**WHAT TO DO:** In the records below, tally every line containing "أصله". Report only the total.

**ITEMS:**

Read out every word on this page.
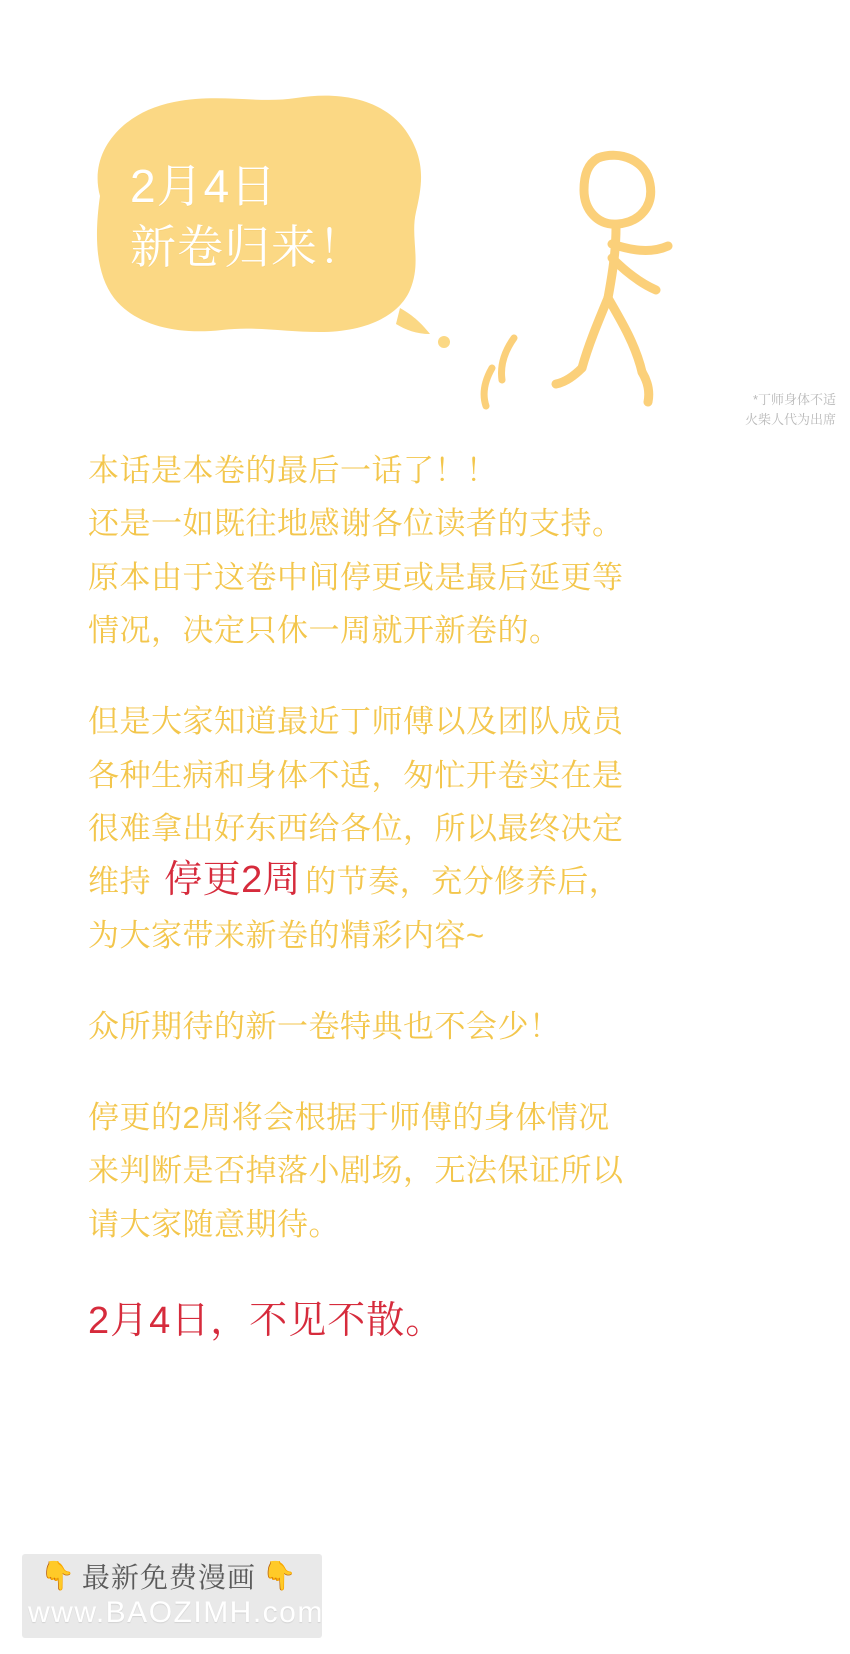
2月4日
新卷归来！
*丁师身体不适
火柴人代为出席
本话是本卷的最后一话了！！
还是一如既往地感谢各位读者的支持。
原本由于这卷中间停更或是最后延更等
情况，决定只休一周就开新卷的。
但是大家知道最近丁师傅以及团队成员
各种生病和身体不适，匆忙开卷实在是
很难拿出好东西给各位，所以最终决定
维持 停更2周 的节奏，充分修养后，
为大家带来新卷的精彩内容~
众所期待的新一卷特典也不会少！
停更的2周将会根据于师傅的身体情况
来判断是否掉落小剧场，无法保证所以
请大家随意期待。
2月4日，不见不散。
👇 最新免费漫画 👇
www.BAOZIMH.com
...
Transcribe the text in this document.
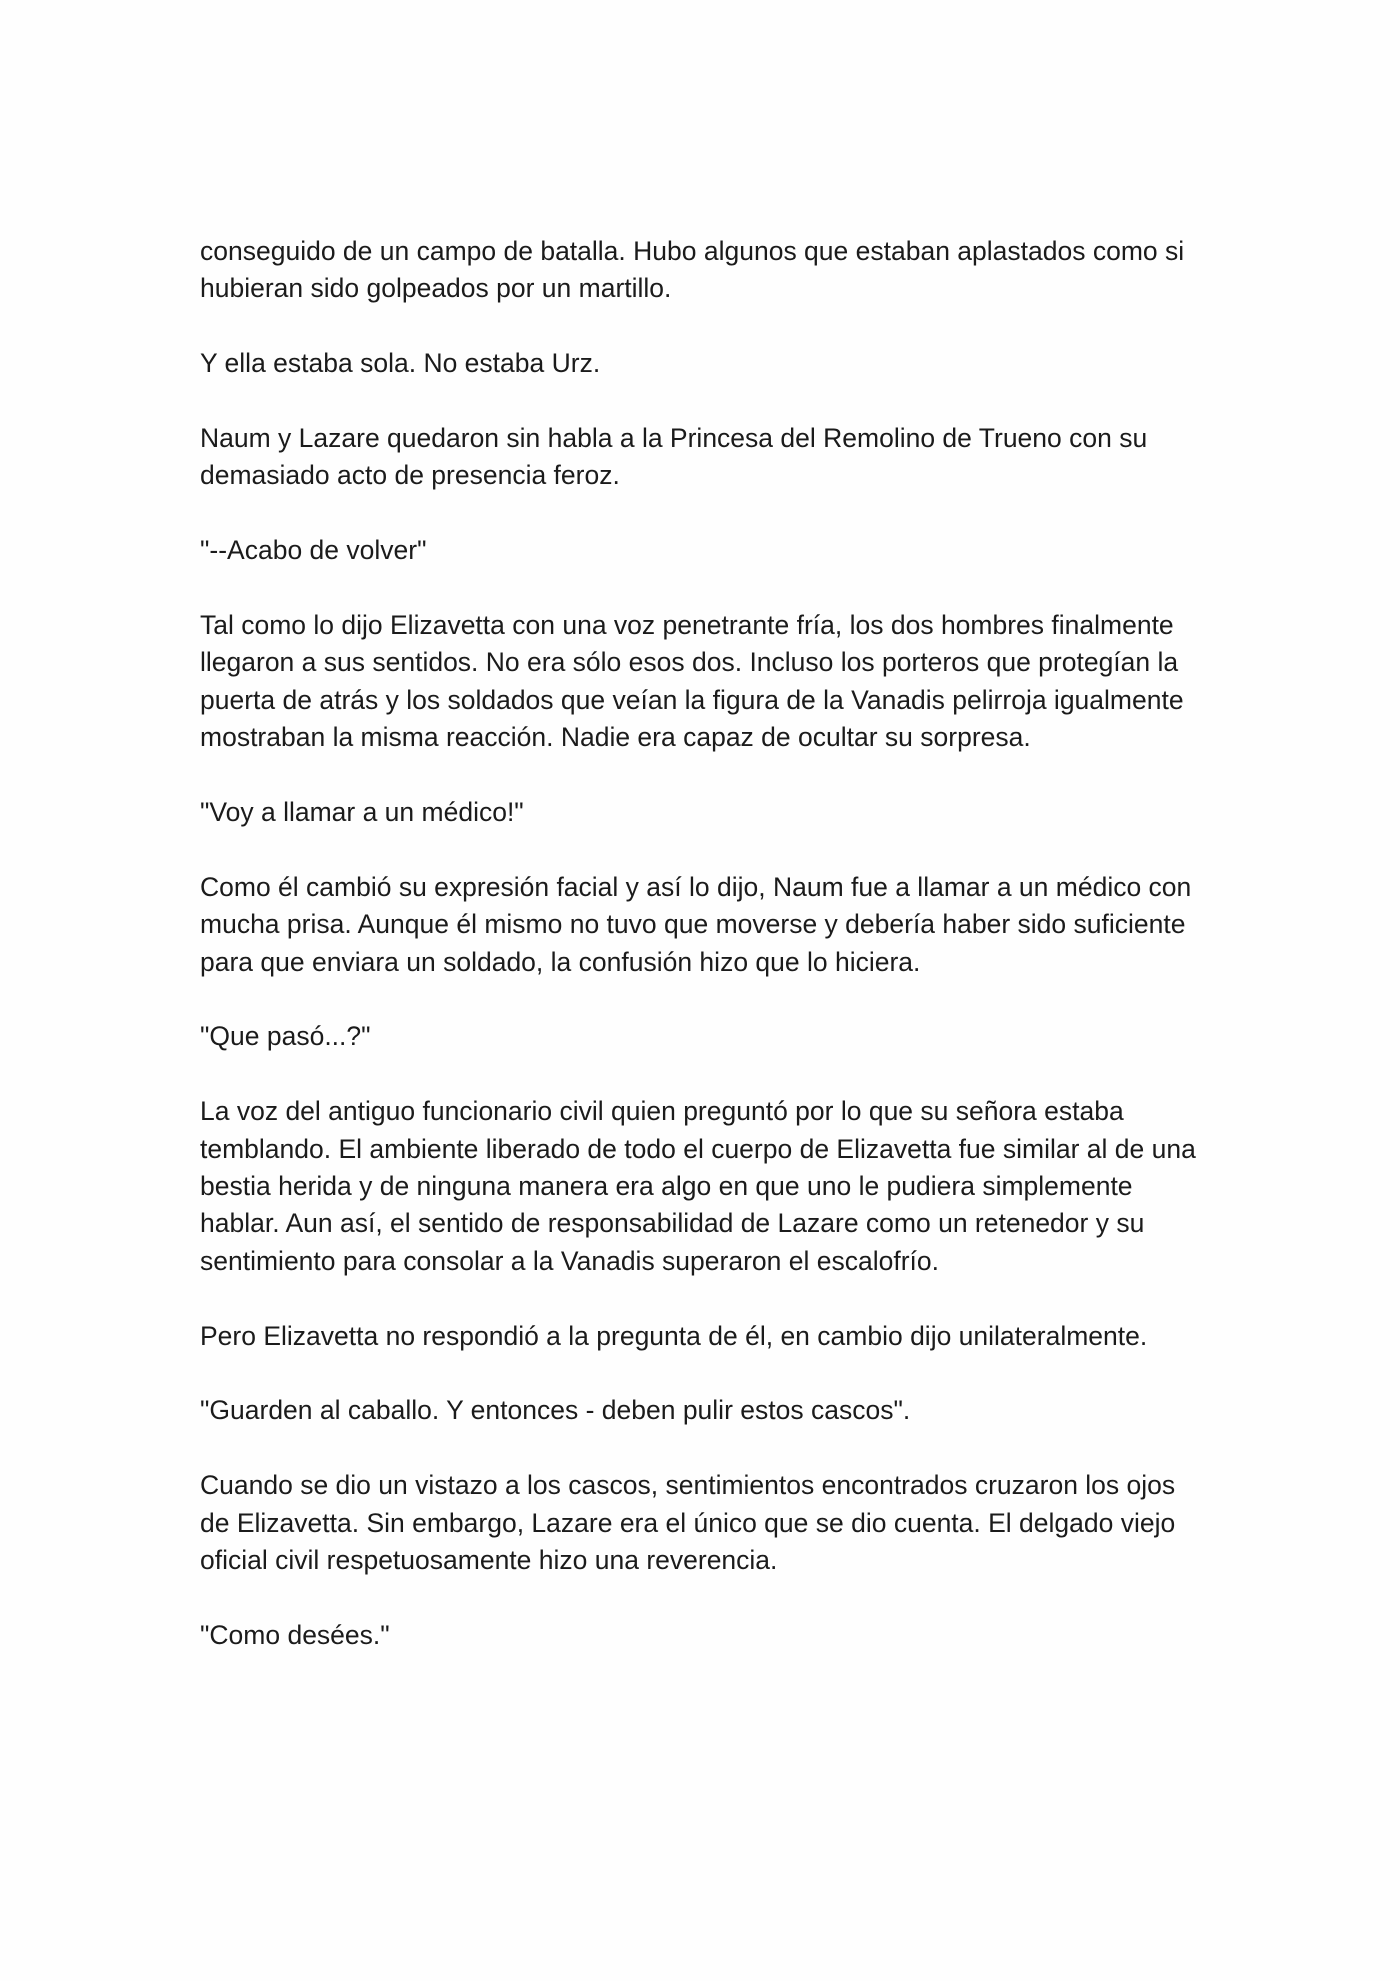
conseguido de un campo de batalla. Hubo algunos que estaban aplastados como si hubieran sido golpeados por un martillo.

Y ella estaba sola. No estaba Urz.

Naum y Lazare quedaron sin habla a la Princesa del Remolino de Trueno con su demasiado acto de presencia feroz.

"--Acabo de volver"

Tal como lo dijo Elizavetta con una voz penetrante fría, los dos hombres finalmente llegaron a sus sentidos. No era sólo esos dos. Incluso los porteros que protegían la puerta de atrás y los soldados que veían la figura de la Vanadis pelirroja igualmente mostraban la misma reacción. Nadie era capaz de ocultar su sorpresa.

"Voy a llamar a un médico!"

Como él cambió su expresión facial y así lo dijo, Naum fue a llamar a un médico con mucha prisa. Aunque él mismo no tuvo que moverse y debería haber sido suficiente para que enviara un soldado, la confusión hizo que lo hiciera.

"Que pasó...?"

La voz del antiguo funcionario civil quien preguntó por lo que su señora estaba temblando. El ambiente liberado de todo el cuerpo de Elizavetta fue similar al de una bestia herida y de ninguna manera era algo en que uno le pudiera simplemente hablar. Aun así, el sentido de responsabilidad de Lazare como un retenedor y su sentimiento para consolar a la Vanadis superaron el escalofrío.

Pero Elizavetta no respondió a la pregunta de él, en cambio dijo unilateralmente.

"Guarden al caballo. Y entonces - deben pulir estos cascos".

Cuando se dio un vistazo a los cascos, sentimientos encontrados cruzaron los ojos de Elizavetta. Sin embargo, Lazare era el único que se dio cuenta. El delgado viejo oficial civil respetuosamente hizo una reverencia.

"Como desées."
* * *
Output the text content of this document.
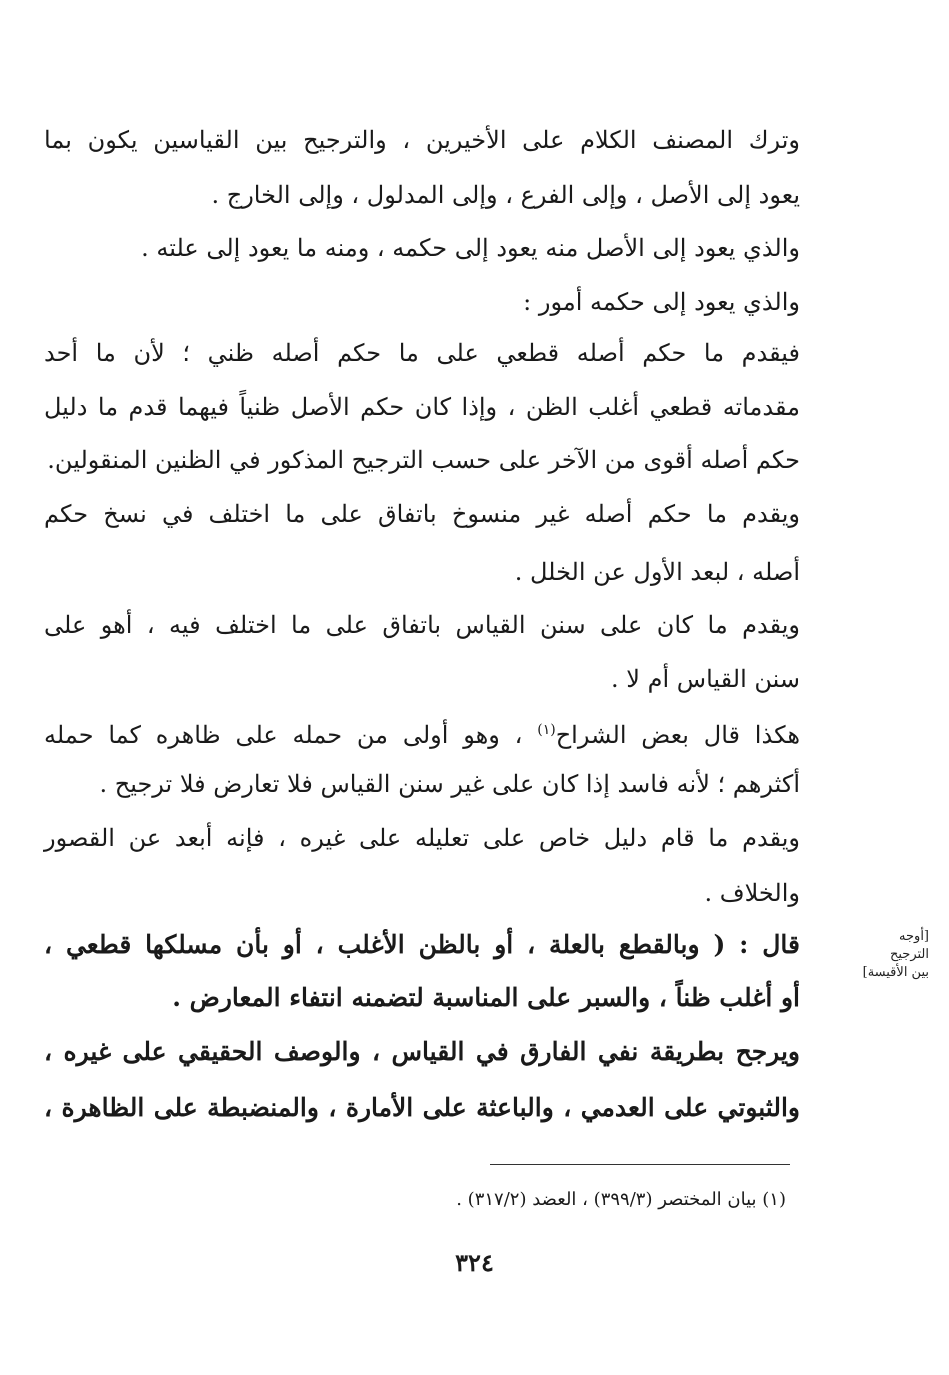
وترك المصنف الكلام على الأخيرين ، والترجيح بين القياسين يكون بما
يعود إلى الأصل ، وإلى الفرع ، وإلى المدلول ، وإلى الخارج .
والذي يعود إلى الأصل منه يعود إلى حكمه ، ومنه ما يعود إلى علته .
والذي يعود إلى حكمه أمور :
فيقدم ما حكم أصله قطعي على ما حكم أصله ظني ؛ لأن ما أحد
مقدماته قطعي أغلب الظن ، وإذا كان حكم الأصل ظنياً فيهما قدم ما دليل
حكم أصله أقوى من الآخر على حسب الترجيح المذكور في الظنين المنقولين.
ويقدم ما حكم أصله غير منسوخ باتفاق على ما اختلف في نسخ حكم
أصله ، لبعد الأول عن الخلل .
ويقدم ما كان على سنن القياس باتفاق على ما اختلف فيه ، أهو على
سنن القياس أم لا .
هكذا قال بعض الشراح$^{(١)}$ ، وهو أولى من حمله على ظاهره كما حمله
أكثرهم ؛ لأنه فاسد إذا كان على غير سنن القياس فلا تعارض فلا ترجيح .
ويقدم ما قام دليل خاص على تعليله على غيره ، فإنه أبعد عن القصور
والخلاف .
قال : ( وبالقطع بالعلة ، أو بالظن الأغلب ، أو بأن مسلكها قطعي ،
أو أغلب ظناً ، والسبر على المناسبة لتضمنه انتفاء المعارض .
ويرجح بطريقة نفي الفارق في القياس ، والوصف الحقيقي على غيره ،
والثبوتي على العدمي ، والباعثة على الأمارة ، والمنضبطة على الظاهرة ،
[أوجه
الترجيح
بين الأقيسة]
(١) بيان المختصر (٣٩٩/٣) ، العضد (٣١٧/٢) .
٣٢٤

**THE RESULT:** 4